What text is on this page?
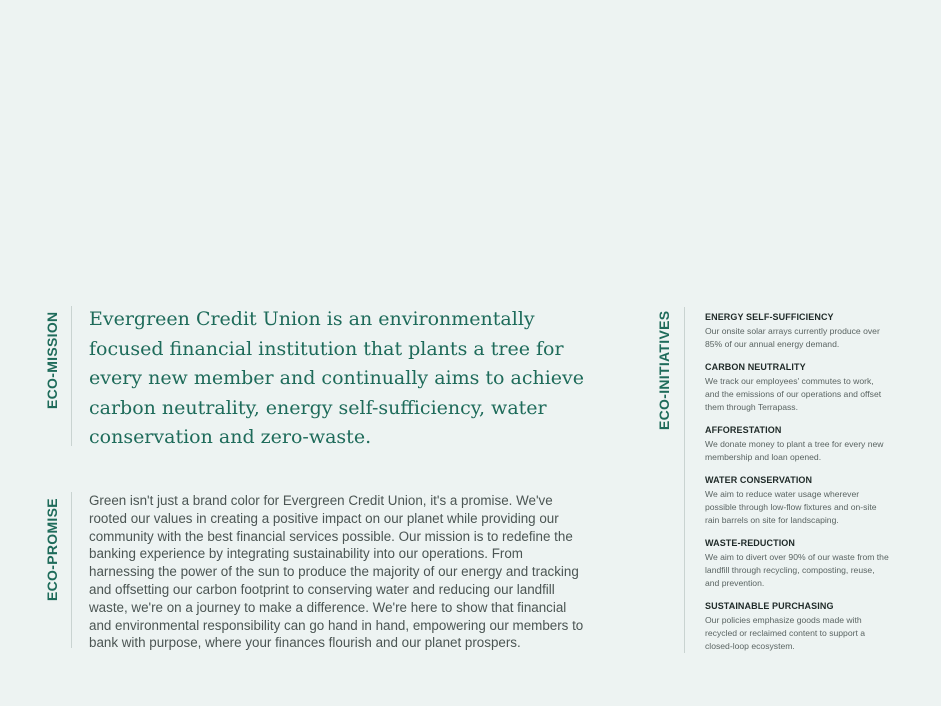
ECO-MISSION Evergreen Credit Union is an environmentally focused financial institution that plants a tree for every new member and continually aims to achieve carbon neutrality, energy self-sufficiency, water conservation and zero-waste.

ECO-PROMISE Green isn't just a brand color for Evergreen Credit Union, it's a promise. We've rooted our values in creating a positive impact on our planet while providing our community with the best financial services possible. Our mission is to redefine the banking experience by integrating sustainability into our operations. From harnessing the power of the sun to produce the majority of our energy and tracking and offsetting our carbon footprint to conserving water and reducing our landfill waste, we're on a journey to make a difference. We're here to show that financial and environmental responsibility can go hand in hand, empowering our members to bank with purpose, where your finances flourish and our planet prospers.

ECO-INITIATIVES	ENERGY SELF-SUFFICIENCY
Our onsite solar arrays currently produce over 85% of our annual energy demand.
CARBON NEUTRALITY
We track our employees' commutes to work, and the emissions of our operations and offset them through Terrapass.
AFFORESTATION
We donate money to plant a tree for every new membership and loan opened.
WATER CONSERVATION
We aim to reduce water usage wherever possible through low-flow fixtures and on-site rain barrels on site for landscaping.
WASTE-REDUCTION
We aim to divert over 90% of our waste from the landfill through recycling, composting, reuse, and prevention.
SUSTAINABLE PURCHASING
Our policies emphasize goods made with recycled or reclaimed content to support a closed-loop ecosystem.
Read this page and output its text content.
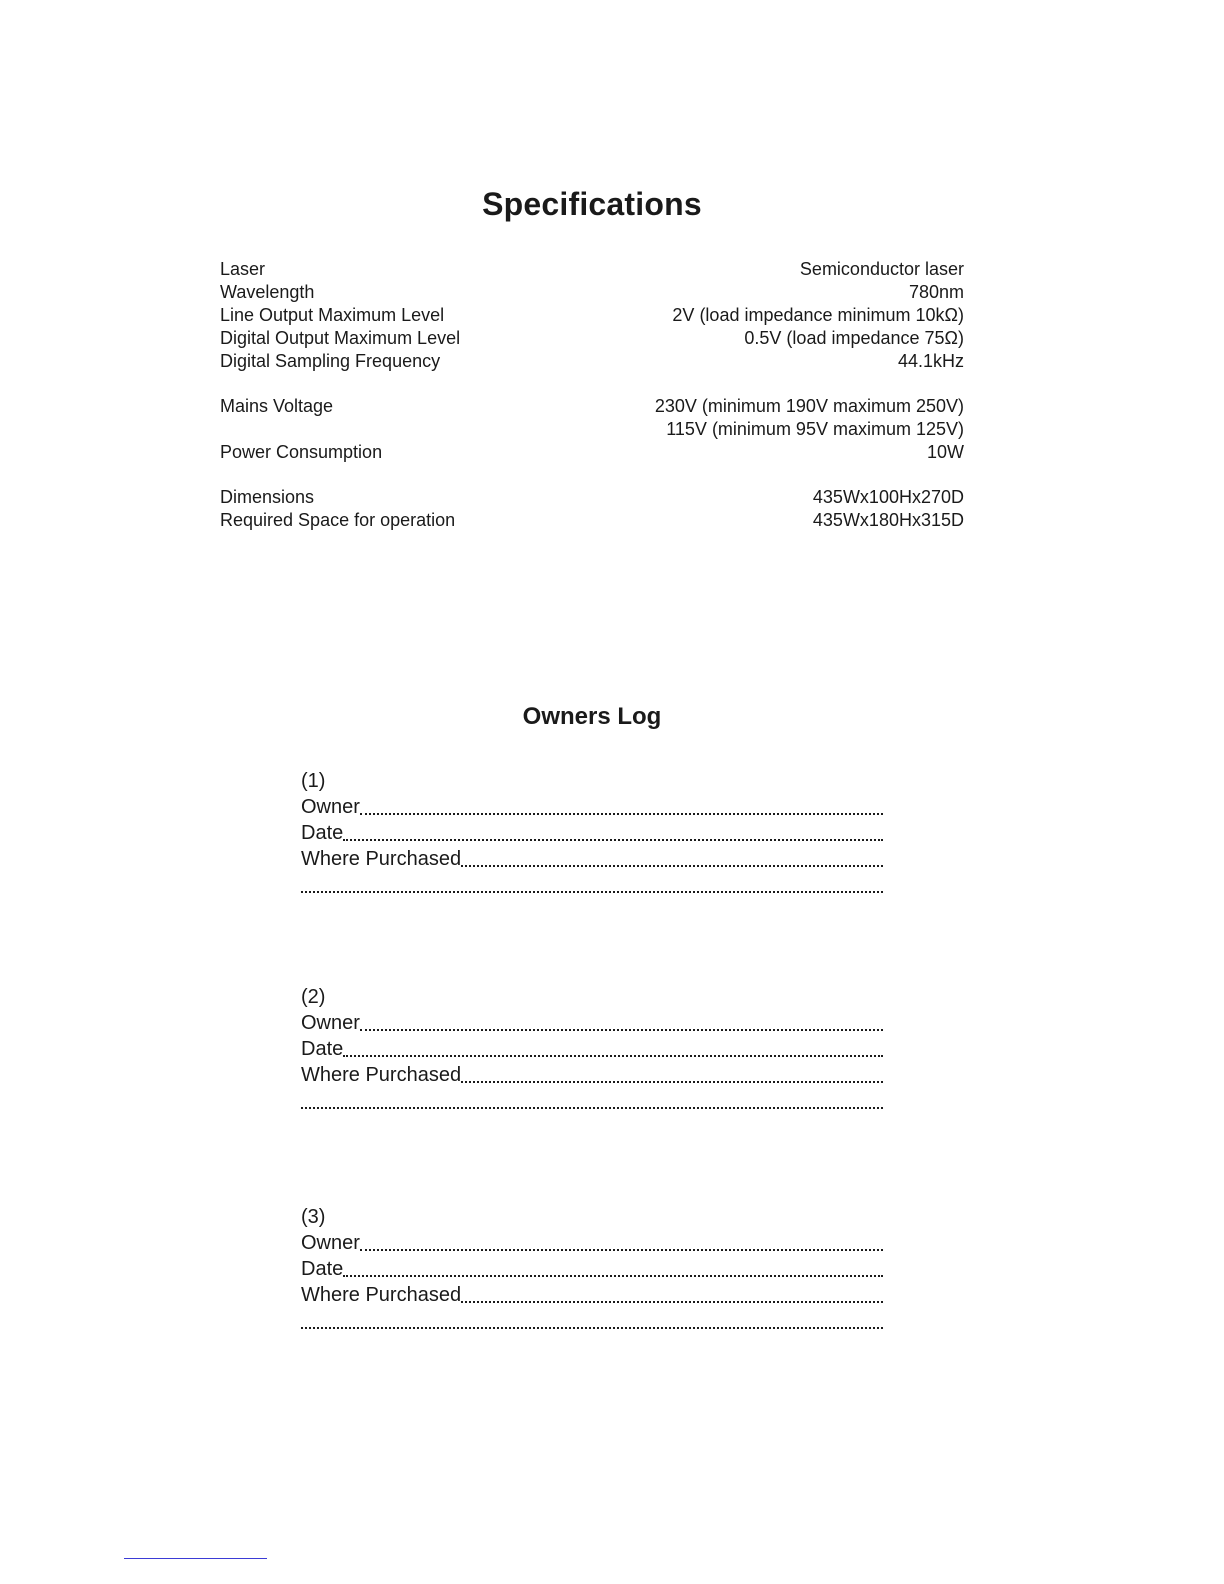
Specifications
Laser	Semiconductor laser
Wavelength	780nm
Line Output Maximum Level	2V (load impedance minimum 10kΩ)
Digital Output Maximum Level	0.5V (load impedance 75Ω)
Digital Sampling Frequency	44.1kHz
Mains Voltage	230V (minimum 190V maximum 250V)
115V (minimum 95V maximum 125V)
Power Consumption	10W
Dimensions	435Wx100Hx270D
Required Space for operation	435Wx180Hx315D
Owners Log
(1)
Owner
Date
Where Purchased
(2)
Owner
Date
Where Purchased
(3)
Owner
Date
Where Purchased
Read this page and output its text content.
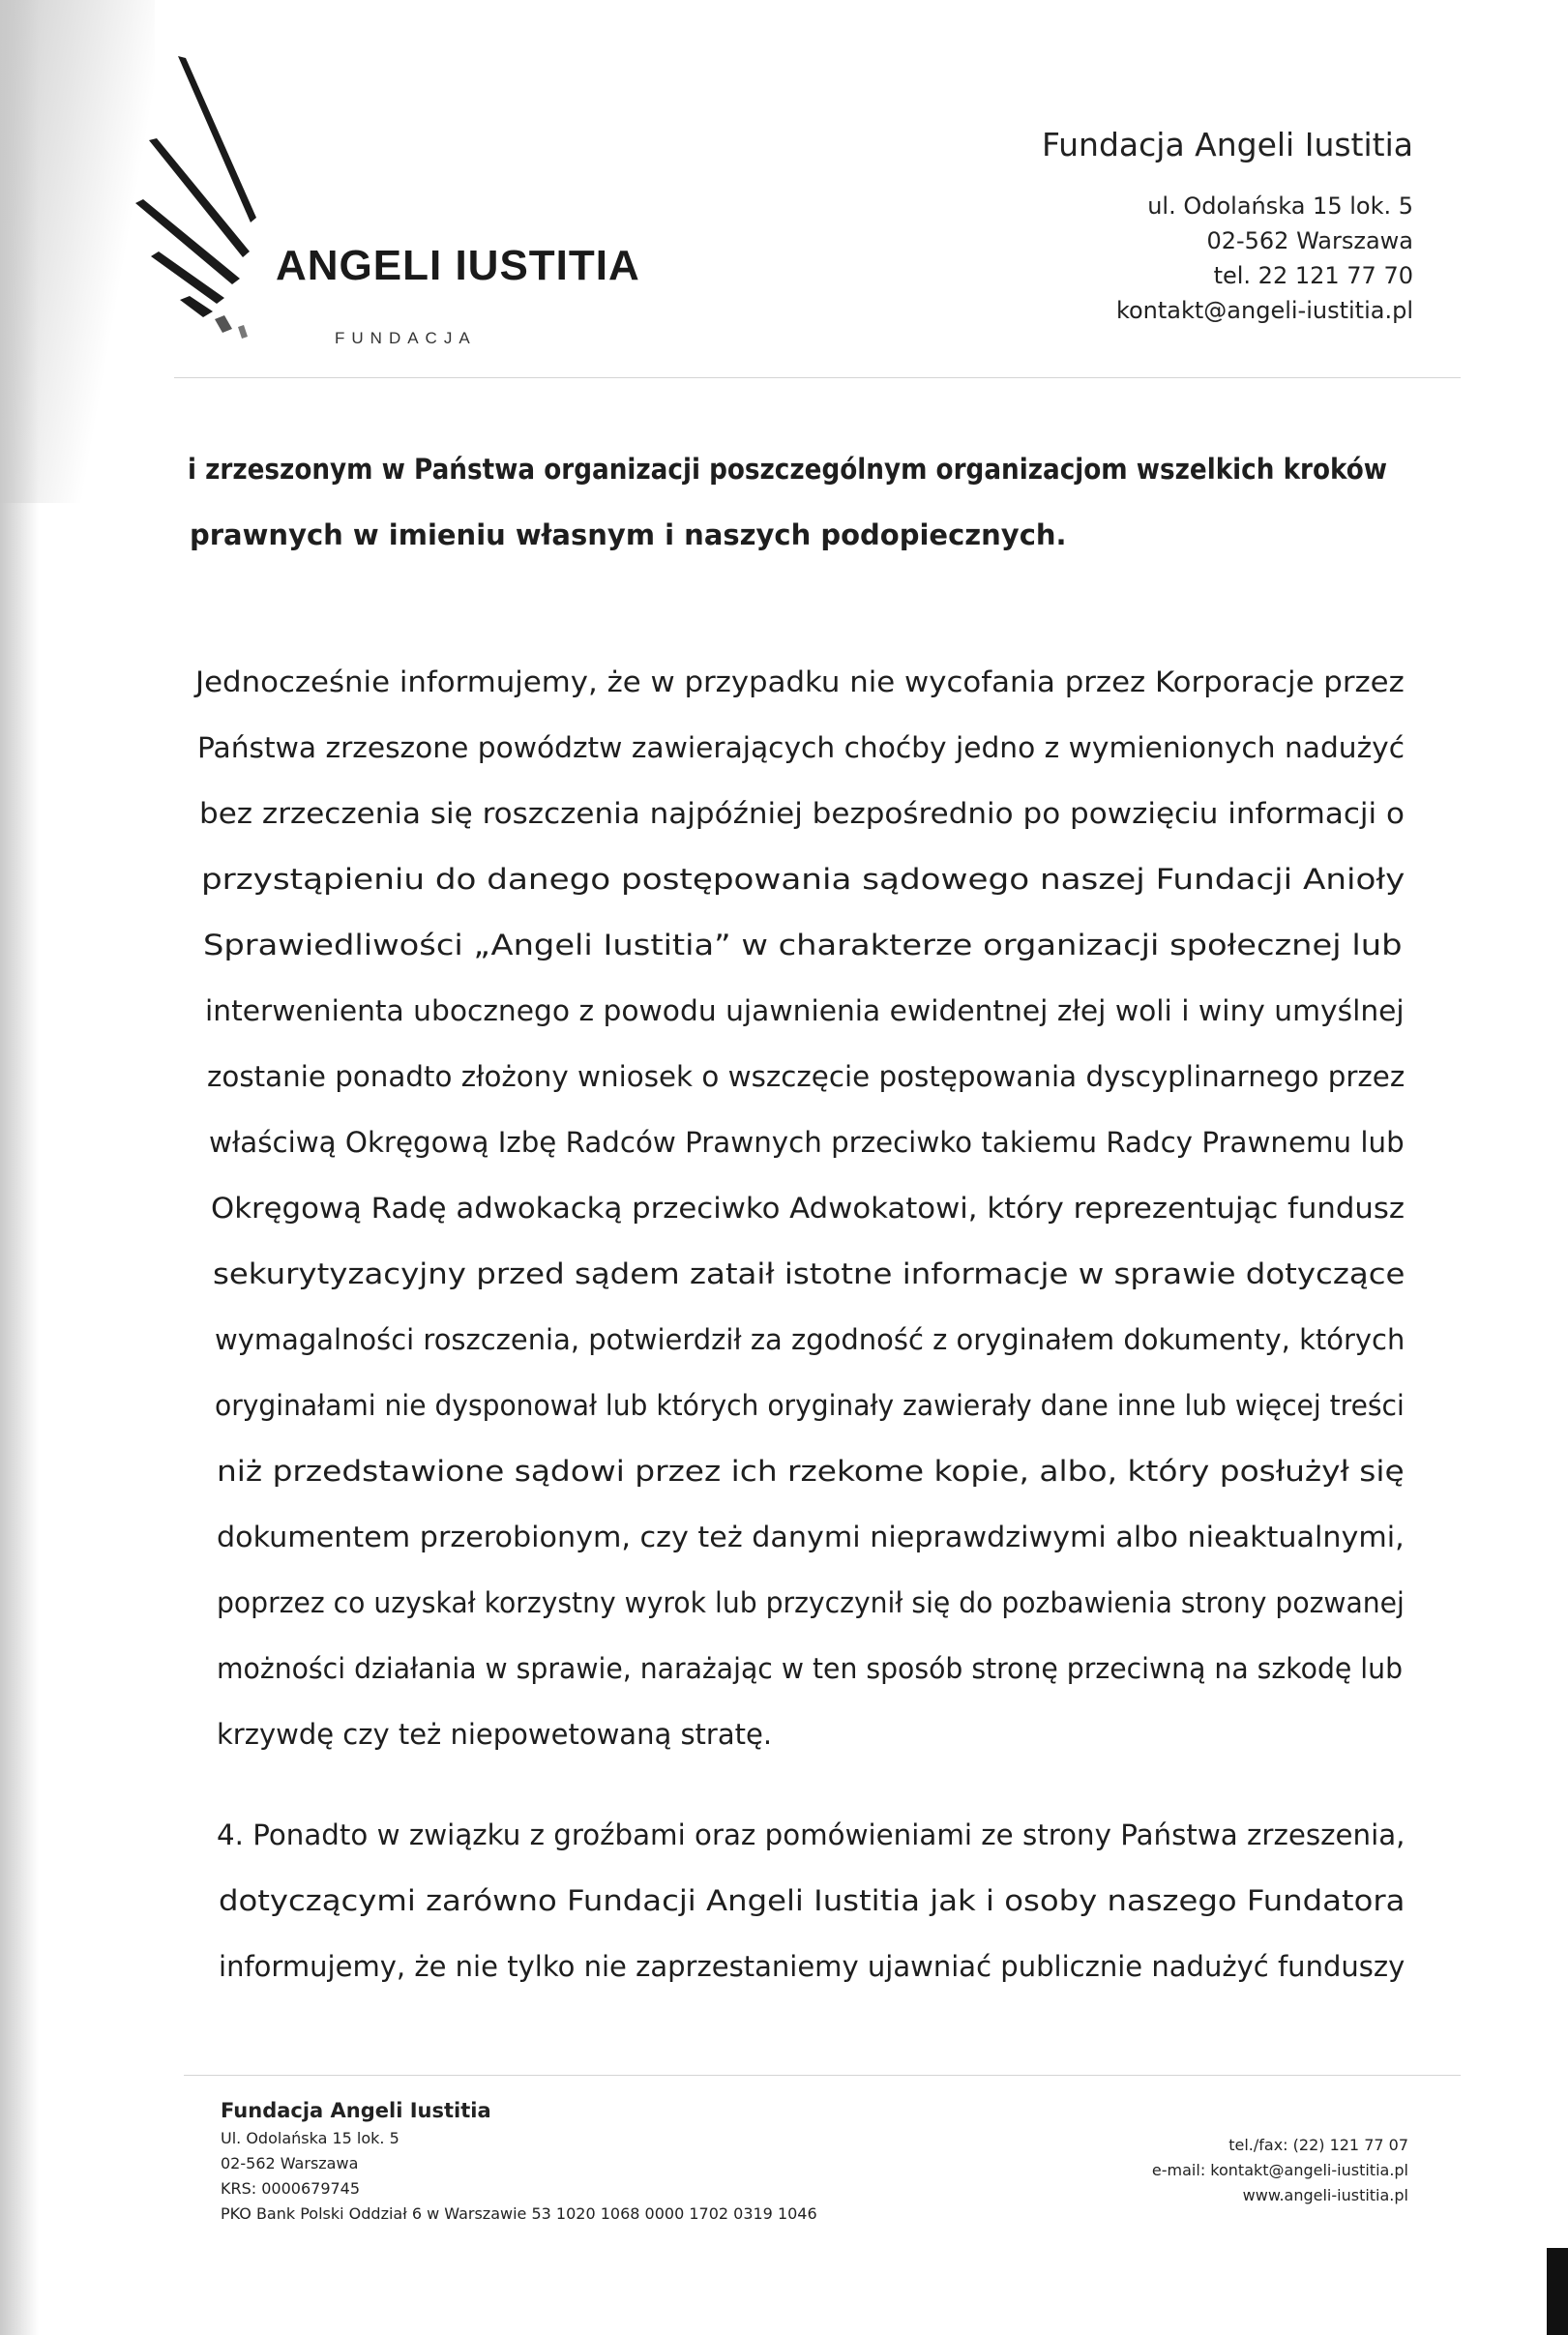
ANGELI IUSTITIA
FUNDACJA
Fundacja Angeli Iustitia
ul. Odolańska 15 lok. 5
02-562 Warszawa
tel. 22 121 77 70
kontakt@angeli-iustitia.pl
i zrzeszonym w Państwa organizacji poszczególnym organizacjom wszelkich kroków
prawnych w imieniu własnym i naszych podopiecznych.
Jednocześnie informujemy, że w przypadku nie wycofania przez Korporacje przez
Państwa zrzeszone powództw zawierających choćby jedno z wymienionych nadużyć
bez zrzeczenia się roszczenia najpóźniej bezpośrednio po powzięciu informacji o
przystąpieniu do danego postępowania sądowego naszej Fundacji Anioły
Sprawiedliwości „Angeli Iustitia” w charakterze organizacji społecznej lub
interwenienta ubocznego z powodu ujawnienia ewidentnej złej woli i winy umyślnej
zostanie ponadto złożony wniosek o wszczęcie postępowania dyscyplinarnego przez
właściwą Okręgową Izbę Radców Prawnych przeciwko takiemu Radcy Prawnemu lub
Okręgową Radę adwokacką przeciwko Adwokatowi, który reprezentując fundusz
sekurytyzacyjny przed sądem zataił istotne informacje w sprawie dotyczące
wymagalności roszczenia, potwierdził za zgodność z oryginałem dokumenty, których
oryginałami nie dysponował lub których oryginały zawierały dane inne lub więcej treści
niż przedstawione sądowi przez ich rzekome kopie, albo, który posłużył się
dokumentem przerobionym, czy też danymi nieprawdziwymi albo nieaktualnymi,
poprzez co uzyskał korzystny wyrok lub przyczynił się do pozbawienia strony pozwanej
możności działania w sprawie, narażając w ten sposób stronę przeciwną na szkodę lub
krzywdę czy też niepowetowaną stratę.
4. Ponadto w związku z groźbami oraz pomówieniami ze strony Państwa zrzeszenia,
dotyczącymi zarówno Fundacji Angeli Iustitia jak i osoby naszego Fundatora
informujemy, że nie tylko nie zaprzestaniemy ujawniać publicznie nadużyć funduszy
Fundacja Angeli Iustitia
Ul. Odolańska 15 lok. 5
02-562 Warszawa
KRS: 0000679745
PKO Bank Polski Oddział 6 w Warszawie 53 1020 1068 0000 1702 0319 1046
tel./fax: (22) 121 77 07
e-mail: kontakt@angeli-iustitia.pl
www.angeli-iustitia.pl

**The task:**
Transcribe all the records above word for word, without their images.

**Expected answer:**
What text is on this page?
ECO-MISSION Evergreen Credit Union is an environmentally focused financial institution that plants a tree for every new member and continually aims to achieve carbon neutrality, energy self-sufficiency, water conservation and zero-waste.

ECO-PROMISE Green isn't just a brand color for Evergreen Credit Union, it's a promise. We've rooted our values in creating a positive impact on our planet while providing our community with the best financial services possible. Our mission is to redefine the banking experience by integrating sustainability into our operations. From harnessing the power of the sun to produce the majority of our energy and tracking and offsetting our carbon footprint to conserving water and reducing our landfill waste, we're on a journey to make a difference. We're here to show that financial and environmental responsibility can go hand in hand, empowering our members to bank with purpose, where your finances flourish and our planet prospers.

ECO-INITIATIVES	ENERGY SELF-SUFFICIENCY
Our onsite solar arrays currently produce over 85% of our annual energy demand.
CARBON NEUTRALITY
We track our employees' commutes to work, and the emissions of our operations and offset them through Terrapass.
AFFORESTATION
We donate money to plant a tree for every new membership and loan opened.
WATER CONSERVATION
We aim to reduce water usage wherever possible through low-flow fixtures and on-site rain barrels on site for landscaping.
WASTE-REDUCTION
We aim to divert over 90% of our waste from the landfill through recycling, composting, reuse, and prevention.
SUSTAINABLE PURCHASING
Our policies emphasize goods made with recycled or reclaimed content to support a closed-loop ecosystem.
Read this page and output its text content.
Specifications
Laser	Semiconductor laser
Wavelength	780nm
Line Output Maximum Level	2V (load impedance minimum 10kΩ)
Digital Output Maximum Level	0.5V (load impedance 75Ω)
Digital Sampling Frequency	44.1kHz
Mains Voltage	230V (minimum 190V maximum 250V)
115V (minimum 95V maximum 125V)
Power Consumption	10W
Dimensions	435Wx100Hx270D
Required Space for operation	435Wx180Hx315D
Owners Log
(1)
Owner
Date
Where Purchased
(2)
Owner
Date
Where Purchased
(3)
Owner
Date
Where Purchased
Read this page and output its text content.
ANGELI IUSTITIA
FUNDACJA
Fundacja Angeli Iustitia
ul. Odolańska 15 lok. 5
02-562 Warszawa
tel. 22 121 77 70
kontakt@angeli-iustitia.pl
i zrzeszonym w Państwa organizacji poszczególnym organizacjom wszelkich kroków
prawnych w imieniu własnym i naszych podopiecznych.
Jednocześnie informujemy, że w przypadku nie wycofania przez Korporacje przez
Państwa zrzeszone powództw zawierających choćby jedno z wymienionych nadużyć
bez zrzeczenia się roszczenia najpóźniej bezpośrednio po powzięciu informacji o
przystąpieniu do danego postępowania sądowego naszej Fundacji Anioły
Sprawiedliwości „Angeli Iustitia” w charakterze organizacji społecznej lub
interwenienta ubocznego z powodu ujawnienia ewidentnej złej woli i winy umyślnej
zostanie ponadto złożony wniosek o wszczęcie postępowania dyscyplinarnego przez
właściwą Okręgową Izbę Radców Prawnych przeciwko takiemu Radcy Prawnemu lub
Okręgową Radę adwokacką przeciwko Adwokatowi, który reprezentując fundusz
sekurytyzacyjny przed sądem zataił istotne informacje w sprawie dotyczące
wymagalności roszczenia, potwierdził za zgodność z oryginałem dokumenty, których
oryginałami nie dysponował lub których oryginały zawierały dane inne lub więcej treści
niż przedstawione sądowi przez ich rzekome kopie, albo, który posłużył się
dokumentem przerobionym, czy też danymi nieprawdziwymi albo nieaktualnymi,
poprzez co uzyskał korzystny wyrok lub przyczynił się do pozbawienia strony pozwanej
możności działania w sprawie, narażając w ten sposób stronę przeciwną na szkodę lub
krzywdę czy też niepowetowaną stratę.
4. Ponadto w związku z groźbami oraz pomówieniami ze strony Państwa zrzeszenia,
dotyczącymi zarówno Fundacji Angeli Iustitia jak i osoby naszego Fundatora
informujemy, że nie tylko nie zaprzestaniemy ujawniać publicznie nadużyć funduszy
Fundacja Angeli Iustitia
Ul. Odolańska 15 lok. 5
02-562 Warszawa
KRS: 0000679745
PKO Bank Polski Oddział 6 w Warszawie 53 1020 1068 0000 1702 0319 1046
tel./fax: (22) 121 77 07
e-mail: kontakt@angeli-iustitia.pl
www.angeli-iustitia.pl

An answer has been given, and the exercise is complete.